Stated problem ▸
Search the data below for "Preview"; list each line that holds it.

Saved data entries
○ ○ ○ ○ ○

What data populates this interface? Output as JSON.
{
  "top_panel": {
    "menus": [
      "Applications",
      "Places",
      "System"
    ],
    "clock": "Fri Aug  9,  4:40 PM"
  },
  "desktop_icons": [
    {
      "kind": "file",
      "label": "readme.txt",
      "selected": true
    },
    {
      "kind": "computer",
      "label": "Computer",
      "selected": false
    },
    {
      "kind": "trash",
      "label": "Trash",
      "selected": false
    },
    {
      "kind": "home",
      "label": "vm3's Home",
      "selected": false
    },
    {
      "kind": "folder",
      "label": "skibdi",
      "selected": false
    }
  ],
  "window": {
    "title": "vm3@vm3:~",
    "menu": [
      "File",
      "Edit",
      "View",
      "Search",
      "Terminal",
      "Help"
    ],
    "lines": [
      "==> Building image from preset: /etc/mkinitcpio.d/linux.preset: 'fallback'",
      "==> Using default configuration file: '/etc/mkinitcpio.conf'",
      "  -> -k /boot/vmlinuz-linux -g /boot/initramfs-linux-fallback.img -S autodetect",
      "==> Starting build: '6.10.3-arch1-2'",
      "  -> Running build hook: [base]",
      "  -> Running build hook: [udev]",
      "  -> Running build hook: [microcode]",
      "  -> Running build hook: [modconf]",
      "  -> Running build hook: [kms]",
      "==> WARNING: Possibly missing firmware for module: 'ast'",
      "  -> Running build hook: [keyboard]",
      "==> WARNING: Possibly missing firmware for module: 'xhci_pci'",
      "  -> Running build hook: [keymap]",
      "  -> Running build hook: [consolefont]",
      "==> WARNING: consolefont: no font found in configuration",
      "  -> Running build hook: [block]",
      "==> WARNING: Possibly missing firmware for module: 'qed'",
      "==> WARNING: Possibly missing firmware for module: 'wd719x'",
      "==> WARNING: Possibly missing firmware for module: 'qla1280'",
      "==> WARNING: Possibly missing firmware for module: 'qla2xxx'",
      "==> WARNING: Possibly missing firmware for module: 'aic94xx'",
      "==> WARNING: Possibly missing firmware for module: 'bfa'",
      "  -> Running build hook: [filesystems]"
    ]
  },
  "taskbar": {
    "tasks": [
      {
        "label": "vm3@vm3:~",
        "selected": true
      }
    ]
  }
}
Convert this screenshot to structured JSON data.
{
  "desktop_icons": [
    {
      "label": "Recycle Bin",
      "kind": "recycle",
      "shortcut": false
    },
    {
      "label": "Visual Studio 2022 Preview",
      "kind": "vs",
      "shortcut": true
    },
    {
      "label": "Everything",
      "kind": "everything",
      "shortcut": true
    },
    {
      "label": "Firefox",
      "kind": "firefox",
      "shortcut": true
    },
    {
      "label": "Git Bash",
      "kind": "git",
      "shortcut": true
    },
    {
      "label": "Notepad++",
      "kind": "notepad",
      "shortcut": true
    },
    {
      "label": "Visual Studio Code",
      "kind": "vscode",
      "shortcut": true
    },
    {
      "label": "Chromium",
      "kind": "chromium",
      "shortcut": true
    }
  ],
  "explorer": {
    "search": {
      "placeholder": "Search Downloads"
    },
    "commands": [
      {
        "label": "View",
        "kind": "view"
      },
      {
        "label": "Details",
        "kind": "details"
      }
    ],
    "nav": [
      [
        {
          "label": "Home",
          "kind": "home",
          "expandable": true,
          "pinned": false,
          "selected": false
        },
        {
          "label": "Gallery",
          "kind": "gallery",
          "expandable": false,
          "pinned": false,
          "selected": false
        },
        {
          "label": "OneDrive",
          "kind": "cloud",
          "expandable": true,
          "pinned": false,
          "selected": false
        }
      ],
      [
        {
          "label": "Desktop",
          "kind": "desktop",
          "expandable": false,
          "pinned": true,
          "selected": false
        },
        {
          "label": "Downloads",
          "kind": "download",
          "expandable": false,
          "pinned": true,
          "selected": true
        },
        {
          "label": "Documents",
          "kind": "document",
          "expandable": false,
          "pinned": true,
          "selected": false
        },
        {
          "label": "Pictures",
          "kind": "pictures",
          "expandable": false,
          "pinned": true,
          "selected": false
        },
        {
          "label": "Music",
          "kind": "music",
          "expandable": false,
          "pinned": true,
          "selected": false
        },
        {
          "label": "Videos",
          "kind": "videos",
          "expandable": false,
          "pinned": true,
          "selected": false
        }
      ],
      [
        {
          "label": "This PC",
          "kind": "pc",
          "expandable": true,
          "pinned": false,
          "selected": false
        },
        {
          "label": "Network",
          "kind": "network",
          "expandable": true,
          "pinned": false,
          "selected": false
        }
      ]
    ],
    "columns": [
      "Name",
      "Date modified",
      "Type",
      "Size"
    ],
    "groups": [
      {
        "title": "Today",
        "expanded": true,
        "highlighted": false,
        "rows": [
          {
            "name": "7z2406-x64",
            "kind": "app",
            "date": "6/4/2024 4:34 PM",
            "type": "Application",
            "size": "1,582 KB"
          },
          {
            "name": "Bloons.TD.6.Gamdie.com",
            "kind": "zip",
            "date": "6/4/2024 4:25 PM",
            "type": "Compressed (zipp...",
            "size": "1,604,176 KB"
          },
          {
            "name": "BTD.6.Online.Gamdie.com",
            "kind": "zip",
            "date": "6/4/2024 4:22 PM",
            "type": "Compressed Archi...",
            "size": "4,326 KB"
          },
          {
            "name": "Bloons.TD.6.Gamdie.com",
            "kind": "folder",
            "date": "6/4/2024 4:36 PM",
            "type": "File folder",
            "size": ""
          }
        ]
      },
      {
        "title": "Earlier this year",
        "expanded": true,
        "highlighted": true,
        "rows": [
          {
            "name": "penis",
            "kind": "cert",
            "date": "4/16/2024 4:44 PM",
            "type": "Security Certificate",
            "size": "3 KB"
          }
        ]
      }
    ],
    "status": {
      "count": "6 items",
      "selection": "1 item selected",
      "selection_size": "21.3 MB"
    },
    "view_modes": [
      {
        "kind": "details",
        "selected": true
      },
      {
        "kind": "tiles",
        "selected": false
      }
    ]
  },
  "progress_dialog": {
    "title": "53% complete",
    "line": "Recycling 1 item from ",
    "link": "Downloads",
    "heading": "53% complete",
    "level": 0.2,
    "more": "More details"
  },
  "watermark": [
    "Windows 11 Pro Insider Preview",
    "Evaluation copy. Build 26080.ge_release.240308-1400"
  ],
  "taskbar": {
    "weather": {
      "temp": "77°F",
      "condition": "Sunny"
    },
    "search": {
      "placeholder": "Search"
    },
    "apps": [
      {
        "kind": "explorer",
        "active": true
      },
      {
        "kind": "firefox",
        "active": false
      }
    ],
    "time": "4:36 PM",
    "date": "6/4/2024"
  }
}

○ ○ ○ ○ ○

Response below ▸
      "label": "Visual Studio 2022 Preview",
    "Windows 11 Pro Insider Preview",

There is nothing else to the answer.